DIRECTIONS FOR THIS TASK: Search the listing below for the word "Drag" and copy each line that holds it.

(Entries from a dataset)

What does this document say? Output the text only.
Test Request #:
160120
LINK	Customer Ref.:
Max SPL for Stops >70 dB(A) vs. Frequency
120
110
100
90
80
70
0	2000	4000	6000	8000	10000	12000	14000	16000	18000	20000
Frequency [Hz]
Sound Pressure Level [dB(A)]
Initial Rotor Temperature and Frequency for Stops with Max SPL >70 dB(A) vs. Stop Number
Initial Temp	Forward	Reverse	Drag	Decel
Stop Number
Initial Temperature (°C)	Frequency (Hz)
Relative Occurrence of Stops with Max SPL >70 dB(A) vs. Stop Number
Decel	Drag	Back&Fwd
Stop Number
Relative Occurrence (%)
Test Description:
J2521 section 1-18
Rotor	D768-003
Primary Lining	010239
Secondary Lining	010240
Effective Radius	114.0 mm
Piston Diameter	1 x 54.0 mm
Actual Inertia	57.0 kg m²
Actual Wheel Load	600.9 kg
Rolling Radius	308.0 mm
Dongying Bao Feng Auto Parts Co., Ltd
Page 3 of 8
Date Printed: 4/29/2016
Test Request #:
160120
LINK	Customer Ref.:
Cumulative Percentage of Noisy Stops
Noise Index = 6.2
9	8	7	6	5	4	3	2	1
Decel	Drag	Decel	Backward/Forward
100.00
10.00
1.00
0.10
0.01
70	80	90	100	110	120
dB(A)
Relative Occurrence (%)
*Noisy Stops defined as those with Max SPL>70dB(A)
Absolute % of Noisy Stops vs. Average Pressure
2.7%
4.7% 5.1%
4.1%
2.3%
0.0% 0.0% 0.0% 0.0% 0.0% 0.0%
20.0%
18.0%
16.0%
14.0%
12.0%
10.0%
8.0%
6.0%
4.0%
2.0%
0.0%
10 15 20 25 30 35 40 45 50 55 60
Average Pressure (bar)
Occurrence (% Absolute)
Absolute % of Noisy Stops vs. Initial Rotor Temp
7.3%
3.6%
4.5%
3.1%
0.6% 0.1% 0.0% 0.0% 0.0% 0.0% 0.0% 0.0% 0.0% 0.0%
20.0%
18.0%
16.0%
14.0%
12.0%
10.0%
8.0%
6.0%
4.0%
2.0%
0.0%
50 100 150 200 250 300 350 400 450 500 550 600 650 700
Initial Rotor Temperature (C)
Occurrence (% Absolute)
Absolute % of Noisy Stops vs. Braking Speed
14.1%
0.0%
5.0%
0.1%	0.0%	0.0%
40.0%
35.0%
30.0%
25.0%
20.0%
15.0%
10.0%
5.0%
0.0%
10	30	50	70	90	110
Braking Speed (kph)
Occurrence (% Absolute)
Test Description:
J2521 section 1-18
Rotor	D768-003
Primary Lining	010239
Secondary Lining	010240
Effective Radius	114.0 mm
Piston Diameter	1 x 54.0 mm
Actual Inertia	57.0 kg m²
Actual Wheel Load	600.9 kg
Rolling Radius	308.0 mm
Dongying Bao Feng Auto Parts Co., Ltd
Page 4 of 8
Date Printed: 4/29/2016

RESPONSE:
Initial Temp	Forward	Reverse	Drag	Decel
Decel	Drag	Back&Fwd
Decel	Drag	Decel	Backward/Forward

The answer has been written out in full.